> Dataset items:
>>>
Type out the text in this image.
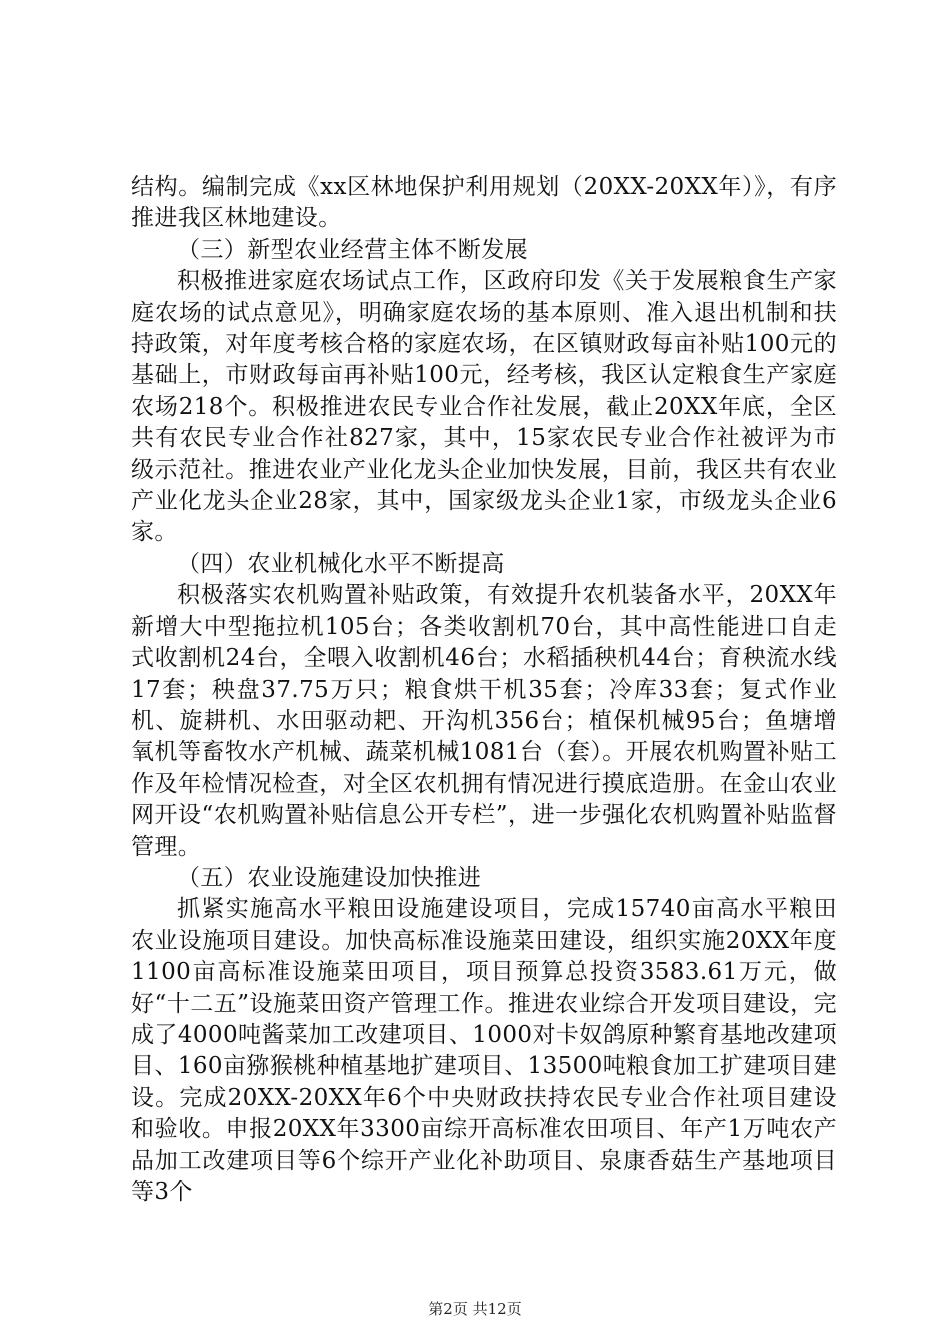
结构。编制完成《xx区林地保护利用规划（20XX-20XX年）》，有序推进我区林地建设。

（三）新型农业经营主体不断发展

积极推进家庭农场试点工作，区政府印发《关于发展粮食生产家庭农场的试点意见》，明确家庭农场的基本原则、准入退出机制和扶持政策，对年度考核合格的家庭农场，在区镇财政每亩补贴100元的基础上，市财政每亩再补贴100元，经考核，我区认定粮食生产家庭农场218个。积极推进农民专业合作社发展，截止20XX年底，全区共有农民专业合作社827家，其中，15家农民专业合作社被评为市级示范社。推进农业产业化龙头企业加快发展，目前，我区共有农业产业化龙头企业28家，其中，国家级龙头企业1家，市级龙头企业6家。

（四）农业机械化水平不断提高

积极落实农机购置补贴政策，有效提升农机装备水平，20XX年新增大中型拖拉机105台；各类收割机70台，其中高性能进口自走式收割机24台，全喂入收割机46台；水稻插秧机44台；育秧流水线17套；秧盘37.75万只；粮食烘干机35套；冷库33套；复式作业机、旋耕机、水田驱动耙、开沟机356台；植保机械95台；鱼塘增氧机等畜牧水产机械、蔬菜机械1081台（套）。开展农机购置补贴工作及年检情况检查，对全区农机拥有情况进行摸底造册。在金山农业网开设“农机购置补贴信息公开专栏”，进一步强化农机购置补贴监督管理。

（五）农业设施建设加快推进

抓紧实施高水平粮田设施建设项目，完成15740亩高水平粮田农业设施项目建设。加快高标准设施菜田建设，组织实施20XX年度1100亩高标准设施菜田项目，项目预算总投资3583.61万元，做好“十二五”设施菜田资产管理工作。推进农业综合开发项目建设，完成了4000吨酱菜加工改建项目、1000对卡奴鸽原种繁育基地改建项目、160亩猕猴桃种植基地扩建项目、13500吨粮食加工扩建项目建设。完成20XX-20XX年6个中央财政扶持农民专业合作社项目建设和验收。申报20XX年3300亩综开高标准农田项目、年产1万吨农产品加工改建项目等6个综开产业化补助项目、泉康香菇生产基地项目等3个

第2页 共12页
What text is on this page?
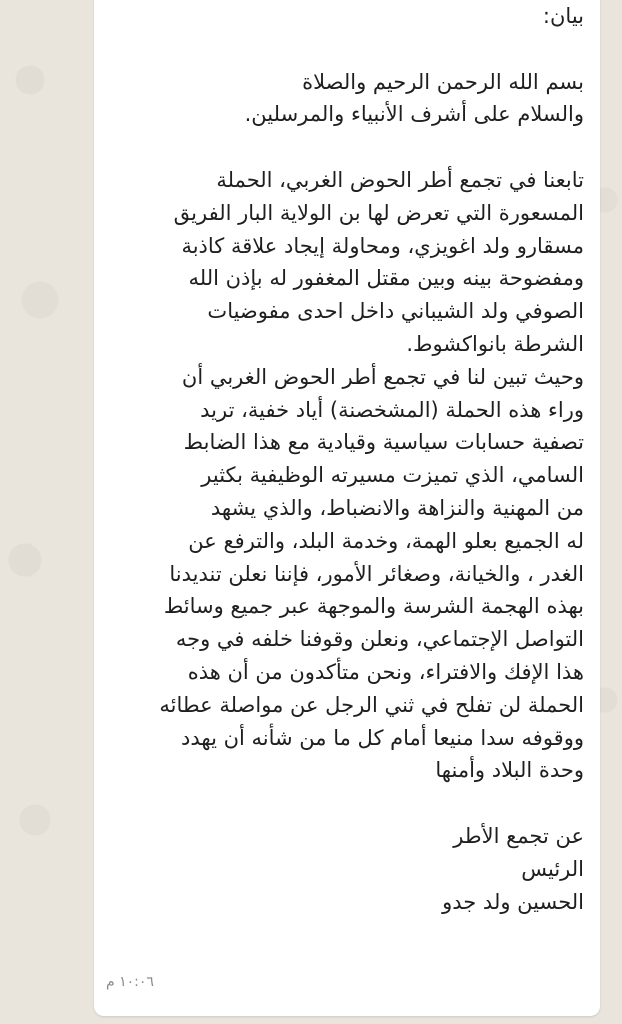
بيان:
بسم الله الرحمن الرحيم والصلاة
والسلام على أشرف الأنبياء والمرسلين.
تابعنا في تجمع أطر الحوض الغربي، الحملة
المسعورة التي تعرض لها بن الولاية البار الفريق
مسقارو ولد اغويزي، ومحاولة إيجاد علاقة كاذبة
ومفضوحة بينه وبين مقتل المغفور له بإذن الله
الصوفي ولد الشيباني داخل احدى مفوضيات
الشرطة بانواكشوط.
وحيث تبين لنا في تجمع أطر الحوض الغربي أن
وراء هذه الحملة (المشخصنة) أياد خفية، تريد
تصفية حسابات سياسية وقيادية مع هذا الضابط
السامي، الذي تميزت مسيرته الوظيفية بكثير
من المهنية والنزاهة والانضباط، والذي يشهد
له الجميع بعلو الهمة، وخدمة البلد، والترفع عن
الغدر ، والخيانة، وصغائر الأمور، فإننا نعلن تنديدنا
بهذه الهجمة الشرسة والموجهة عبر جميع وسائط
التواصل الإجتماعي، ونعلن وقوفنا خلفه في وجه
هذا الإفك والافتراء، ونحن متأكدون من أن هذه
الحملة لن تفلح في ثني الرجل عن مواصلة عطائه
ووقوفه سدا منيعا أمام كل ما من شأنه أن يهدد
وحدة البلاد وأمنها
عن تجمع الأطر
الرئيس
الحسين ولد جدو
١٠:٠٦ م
<<<
> Written problem: Give all the entries again exactly, dropping each picture.

> Result of this exercise:
Type out the text in this image.
结构。编制完成《xx区林地保护利用规划（20XX-20XX年）》，有序推进我区林地建设。

（三）新型农业经营主体不断发展

积极推进家庭农场试点工作，区政府印发《关于发展粮食生产家庭农场的试点意见》，明确家庭农场的基本原则、准入退出机制和扶持政策，对年度考核合格的家庭农场，在区镇财政每亩补贴100元的基础上，市财政每亩再补贴100元，经考核，我区认定粮食生产家庭农场218个。积极推进农民专业合作社发展，截止20XX年底，全区共有农民专业合作社827家，其中，15家农民专业合作社被评为市级示范社。推进农业产业化龙头企业加快发展，目前，我区共有农业产业化龙头企业28家，其中，国家级龙头企业1家，市级龙头企业6家。

（四）农业机械化水平不断提高

积极落实农机购置补贴政策，有效提升农机装备水平，20XX年新增大中型拖拉机105台；各类收割机70台，其中高性能进口自走式收割机24台，全喂入收割机46台；水稻插秧机44台；育秧流水线17套；秧盘37.75万只；粮食烘干机35套；冷库33套；复式作业机、旋耕机、水田驱动耙、开沟机356台；植保机械95台；鱼塘增氧机等畜牧水产机械、蔬菜机械1081台（套）。开展农机购置补贴工作及年检情况检查，对全区农机拥有情况进行摸底造册。在金山农业网开设“农机购置补贴信息公开专栏”，进一步强化农机购置补贴监督管理。

（五）农业设施建设加快推进

抓紧实施高水平粮田设施建设项目，完成15740亩高水平粮田农业设施项目建设。加快高标准设施菜田建设，组织实施20XX年度1100亩高标准设施菜田项目，项目预算总投资3583.61万元，做好“十二五”设施菜田资产管理工作。推进农业综合开发项目建设，完成了4000吨酱菜加工改建项目、1000对卡奴鸽原种繁育基地改建项目、160亩猕猴桃种植基地扩建项目、13500吨粮食加工扩建项目建设。完成20XX-20XX年6个中央财政扶持农民专业合作社项目建设和验收。申报20XX年3300亩综开高标准农田项目、年产1万吨农产品加工改建项目等6个综开产业化补助项目、泉康香菇生产基地项目等3个

第2页 共12页
What text is on this page?
بيان:
بسم الله الرحمن الرحيم والصلاة
والسلام على أشرف الأنبياء والمرسلين.
تابعنا في تجمع أطر الحوض الغربي، الحملة
المسعورة التي تعرض لها بن الولاية البار الفريق
مسقارو ولد اغويزي، ومحاولة إيجاد علاقة كاذبة
ومفضوحة بينه وبين مقتل المغفور له بإذن الله
الصوفي ولد الشيباني داخل احدى مفوضيات
الشرطة بانواكشوط.
وحيث تبين لنا في تجمع أطر الحوض الغربي أن
وراء هذه الحملة (المشخصنة) أياد خفية، تريد
تصفية حسابات سياسية وقيادية مع هذا الضابط
السامي، الذي تميزت مسيرته الوظيفية بكثير
من المهنية والنزاهة والانضباط، والذي يشهد
له الجميع بعلو الهمة، وخدمة البلد، والترفع عن
الغدر ، والخيانة، وصغائر الأمور، فإننا نعلن تنديدنا
بهذه الهجمة الشرسة والموجهة عبر جميع وسائط
التواصل الإجتماعي، ونعلن وقوفنا خلفه في وجه
هذا الإفك والافتراء، ونحن متأكدون من أن هذه
الحملة لن تفلح في ثني الرجل عن مواصلة عطائه
ووقوفه سدا منيعا أمام كل ما من شأنه أن يهدد
وحدة البلاد وأمنها
عن تجمع الأطر
الرئيس
الحسين ولد جدو
١٠:٠٦ م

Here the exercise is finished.